#### WRITTEN EXERCISE:
Type out the complete listing below word for word, without its pictures.
*** PROVIDED DATA
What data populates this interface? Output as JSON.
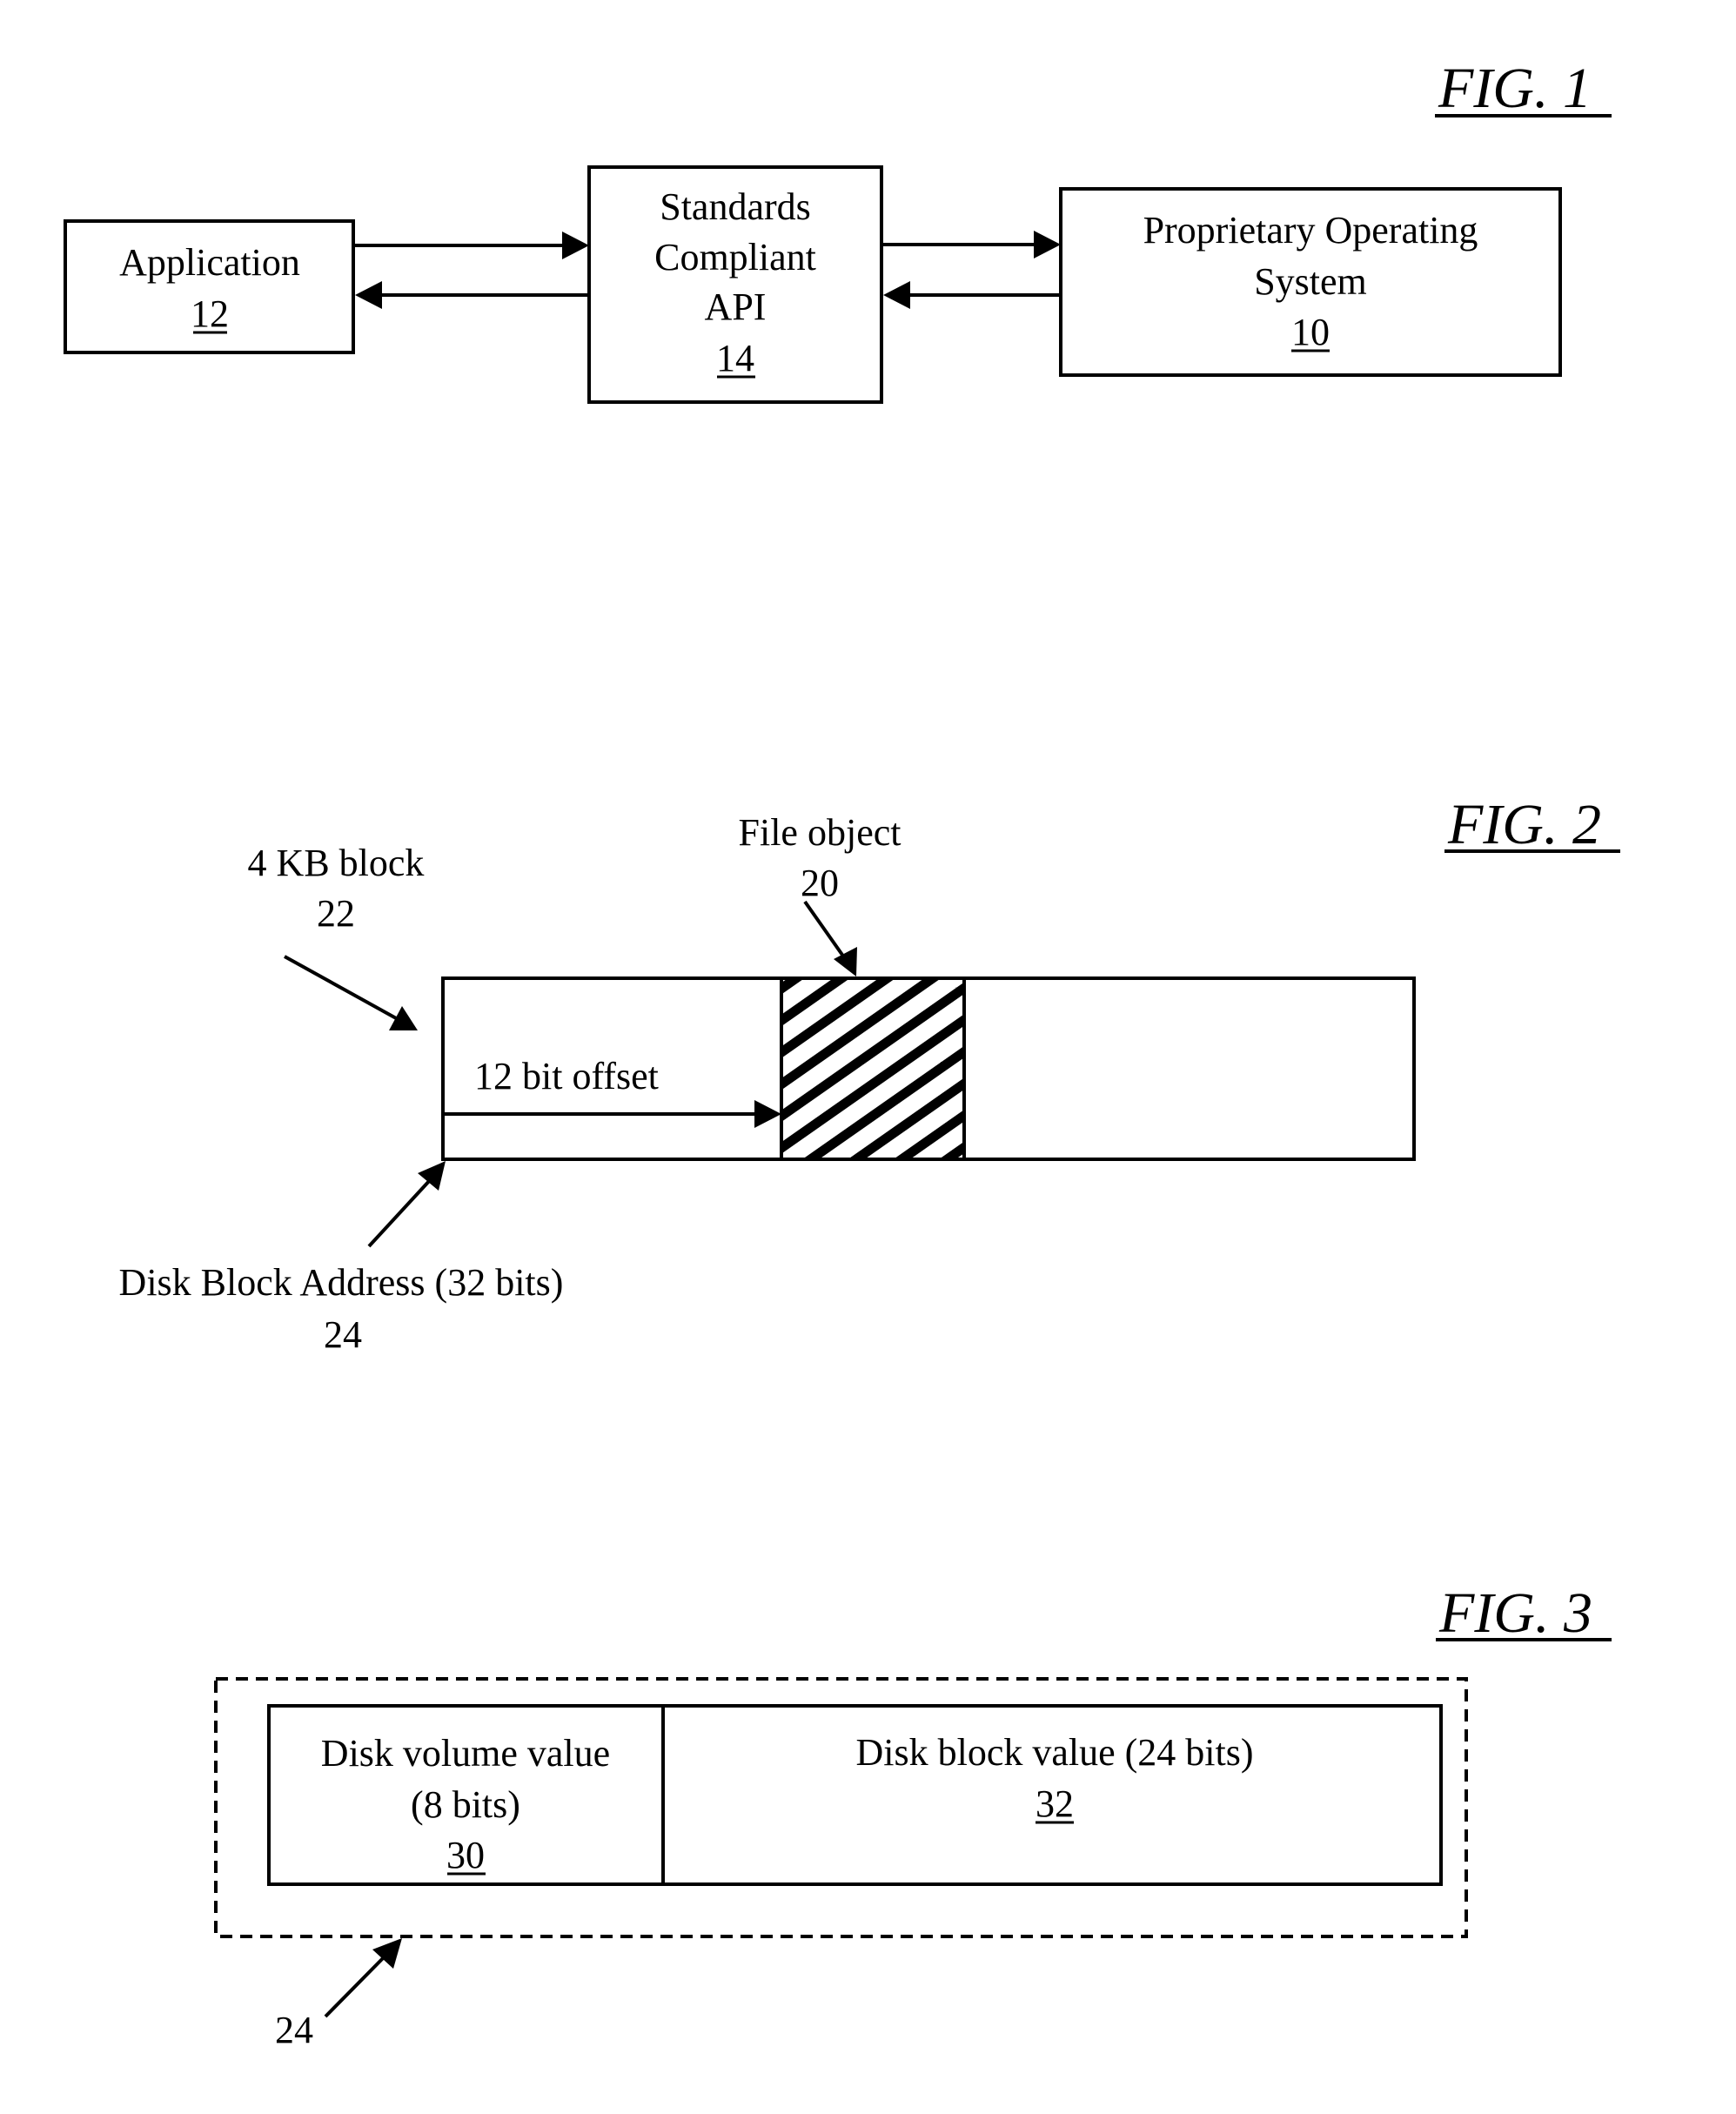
{
  "colors": {
    "ink": "#000000",
    "paper": "#ffffff"
  },
  "fig1": {
    "title": "FIG. 1",
    "application": {
      "lines": [
        "Application"
      ],
      "ref": "12"
    },
    "api": {
      "lines": [
        "Standards",
        "Compliant",
        "API"
      ],
      "ref": "14"
    },
    "os": {
      "lines": [
        "Proprietary Operating",
        "System"
      ],
      "ref": "10"
    },
    "connections": [
      {
        "from": "application",
        "to": "api"
      },
      {
        "from": "api",
        "to": "application"
      },
      {
        "from": "api",
        "to": "os"
      },
      {
        "from": "os",
        "to": "api"
      }
    ]
  },
  "fig2": {
    "title": "FIG. 2",
    "block_label": "4 KB block",
    "block_ref": "22",
    "file_object_label": "File object",
    "file_object_ref": "20",
    "offset_label": "12 bit offset",
    "address_label": "Disk Block Address (32 bits)",
    "address_ref": "24"
  },
  "fig3": {
    "title": "FIG. 3",
    "volume": {
      "lines": [
        "Disk volume value",
        "(8 bits)"
      ],
      "ref": "30"
    },
    "block": {
      "lines": [
        "Disk block value (24 bits)"
      ],
      "ref": "32"
    },
    "container_ref": "24"
  }
}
******
#### TASK ANSWER:
What data populates this interface? Output as JSON.
{
  "colors": {
    "ink": "#000000",
    "paper": "#ffffff"
  },
  "fig1": {
    "title": "FIG. 1",
    "application": {
      "lines": [
        "Application"
      ],
      "ref": "12"
    },
    "api": {
      "lines": [
        "Standards",
        "Compliant",
        "API"
      ],
      "ref": "14"
    },
    "os": {
      "lines": [
        "Proprietary Operating",
        "System"
      ],
      "ref": "10"
    },
    "connections": [
      {
        "from": "application",
        "to": "api"
      },
      {
        "from": "api",
        "to": "application"
      },
      {
        "from": "api",
        "to": "os"
      },
      {
        "from": "os",
        "to": "api"
      }
    ]
  },
  "fig2": {
    "title": "FIG. 2",
    "block_label": "4 KB block",
    "block_ref": "22",
    "file_object_label": "File object",
    "file_object_ref": "20",
    "offset_label": "12 bit offset",
    "address_label": "Disk Block Address (32 bits)",
    "address_ref": "24"
  },
  "fig3": {
    "title": "FIG. 3",
    "volume": {
      "lines": [
        "Disk volume value",
        "(8 bits)"
      ],
      "ref": "30"
    },
    "block": {
      "lines": [
        "Disk block value (24 bits)"
      ],
      "ref": "32"
    },
    "container_ref": "24"
  }
}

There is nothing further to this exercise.